-- BEGIN RECORDS FOR THE EXERCISE --

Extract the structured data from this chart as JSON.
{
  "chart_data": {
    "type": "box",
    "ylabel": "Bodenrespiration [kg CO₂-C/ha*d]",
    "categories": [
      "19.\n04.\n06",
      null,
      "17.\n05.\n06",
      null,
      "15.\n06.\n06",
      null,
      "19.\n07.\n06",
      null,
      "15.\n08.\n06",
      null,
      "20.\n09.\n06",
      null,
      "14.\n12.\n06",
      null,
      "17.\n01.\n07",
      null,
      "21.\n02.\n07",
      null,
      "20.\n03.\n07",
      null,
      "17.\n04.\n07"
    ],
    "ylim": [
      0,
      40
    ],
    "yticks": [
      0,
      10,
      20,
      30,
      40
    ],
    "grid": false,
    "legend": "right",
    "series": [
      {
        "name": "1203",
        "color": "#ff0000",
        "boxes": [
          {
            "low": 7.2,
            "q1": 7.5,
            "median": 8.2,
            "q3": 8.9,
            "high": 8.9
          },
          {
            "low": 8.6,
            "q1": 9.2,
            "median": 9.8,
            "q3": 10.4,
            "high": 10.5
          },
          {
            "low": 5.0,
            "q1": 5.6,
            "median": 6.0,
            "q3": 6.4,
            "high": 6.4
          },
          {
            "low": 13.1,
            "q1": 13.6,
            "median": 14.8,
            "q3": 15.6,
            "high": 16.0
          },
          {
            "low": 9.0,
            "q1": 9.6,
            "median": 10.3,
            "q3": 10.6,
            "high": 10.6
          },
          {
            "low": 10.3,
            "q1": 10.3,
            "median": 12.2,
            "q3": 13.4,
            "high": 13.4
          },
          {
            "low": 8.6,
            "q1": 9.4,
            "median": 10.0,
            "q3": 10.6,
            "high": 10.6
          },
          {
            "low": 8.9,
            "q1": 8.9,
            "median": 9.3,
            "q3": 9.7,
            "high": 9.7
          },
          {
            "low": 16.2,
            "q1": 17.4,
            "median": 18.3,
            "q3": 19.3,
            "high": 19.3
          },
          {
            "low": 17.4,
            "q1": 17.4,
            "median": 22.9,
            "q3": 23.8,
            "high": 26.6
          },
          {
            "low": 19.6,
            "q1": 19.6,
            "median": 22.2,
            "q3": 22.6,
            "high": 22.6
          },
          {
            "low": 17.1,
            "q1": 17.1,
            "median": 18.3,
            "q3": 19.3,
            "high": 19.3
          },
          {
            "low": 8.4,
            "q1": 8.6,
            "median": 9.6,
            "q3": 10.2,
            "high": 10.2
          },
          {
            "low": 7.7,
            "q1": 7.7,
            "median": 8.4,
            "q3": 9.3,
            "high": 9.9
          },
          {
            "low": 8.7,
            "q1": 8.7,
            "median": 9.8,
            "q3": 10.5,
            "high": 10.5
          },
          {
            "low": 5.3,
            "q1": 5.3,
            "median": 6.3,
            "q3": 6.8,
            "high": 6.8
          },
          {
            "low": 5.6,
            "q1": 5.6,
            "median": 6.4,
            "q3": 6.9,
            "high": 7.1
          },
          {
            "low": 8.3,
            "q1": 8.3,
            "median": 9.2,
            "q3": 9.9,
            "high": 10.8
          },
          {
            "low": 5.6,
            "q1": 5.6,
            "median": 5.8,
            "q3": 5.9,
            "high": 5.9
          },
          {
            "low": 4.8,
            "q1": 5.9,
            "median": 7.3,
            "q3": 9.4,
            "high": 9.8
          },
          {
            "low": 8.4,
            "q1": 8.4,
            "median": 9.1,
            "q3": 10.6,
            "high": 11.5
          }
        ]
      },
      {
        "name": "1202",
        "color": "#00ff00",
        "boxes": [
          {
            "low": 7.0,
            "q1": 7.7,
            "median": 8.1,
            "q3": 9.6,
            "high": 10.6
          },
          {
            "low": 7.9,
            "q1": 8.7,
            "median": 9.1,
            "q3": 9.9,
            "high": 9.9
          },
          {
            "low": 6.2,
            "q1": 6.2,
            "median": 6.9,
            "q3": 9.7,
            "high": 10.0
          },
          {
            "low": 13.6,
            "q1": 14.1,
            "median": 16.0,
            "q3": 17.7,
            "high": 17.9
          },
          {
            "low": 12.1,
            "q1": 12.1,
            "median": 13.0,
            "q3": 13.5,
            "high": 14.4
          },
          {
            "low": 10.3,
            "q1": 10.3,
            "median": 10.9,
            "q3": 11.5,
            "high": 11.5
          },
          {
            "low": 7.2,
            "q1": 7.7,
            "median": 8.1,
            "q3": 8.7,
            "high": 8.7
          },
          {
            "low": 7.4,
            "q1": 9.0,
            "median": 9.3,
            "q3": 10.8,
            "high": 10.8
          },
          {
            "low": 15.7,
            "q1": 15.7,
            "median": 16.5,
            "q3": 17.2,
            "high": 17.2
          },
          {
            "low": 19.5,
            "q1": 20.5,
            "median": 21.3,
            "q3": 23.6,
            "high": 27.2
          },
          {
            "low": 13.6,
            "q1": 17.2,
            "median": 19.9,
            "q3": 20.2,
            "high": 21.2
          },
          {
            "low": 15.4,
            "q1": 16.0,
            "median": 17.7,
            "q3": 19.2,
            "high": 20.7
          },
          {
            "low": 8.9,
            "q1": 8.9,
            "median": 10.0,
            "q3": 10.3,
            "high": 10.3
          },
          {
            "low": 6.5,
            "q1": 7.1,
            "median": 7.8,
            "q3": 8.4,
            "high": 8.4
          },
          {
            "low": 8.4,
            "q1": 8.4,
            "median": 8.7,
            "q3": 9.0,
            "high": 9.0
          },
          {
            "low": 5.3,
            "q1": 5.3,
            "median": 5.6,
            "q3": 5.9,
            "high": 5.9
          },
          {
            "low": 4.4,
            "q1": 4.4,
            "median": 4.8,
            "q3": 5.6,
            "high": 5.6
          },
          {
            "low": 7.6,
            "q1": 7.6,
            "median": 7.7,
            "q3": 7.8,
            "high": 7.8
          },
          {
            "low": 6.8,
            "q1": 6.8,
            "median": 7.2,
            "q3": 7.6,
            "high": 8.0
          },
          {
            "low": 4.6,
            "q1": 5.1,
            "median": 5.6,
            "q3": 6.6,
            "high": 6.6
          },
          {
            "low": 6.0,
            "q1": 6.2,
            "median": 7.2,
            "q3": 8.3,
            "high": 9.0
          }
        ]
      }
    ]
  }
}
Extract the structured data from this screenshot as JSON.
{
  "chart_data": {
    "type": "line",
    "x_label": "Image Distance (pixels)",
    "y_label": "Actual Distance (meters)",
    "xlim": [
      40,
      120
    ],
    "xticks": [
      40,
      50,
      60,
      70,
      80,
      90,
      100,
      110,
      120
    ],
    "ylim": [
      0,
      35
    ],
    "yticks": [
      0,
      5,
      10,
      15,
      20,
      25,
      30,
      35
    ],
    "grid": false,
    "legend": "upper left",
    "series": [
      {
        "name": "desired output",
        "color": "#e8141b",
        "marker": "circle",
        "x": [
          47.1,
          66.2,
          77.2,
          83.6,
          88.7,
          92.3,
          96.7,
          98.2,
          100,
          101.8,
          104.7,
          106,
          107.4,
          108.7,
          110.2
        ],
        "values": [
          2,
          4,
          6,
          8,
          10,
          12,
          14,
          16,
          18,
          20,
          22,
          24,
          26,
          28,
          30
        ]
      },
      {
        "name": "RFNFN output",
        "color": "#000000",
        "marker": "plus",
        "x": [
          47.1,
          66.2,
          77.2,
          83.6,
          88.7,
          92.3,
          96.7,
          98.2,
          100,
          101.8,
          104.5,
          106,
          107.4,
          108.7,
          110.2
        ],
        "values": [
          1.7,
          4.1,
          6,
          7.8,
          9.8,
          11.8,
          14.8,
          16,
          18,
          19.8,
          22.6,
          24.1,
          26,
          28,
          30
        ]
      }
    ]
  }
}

-- END RECORDS FOR THE EXERCISE --

- EXERCISE TASK -
Copy out every line of the material above that mentions the word "Distance".

- TASK OUTPUT -
    "x_label": "Image Distance (pixels)",
    "y_label": "Actual Distance (meters)",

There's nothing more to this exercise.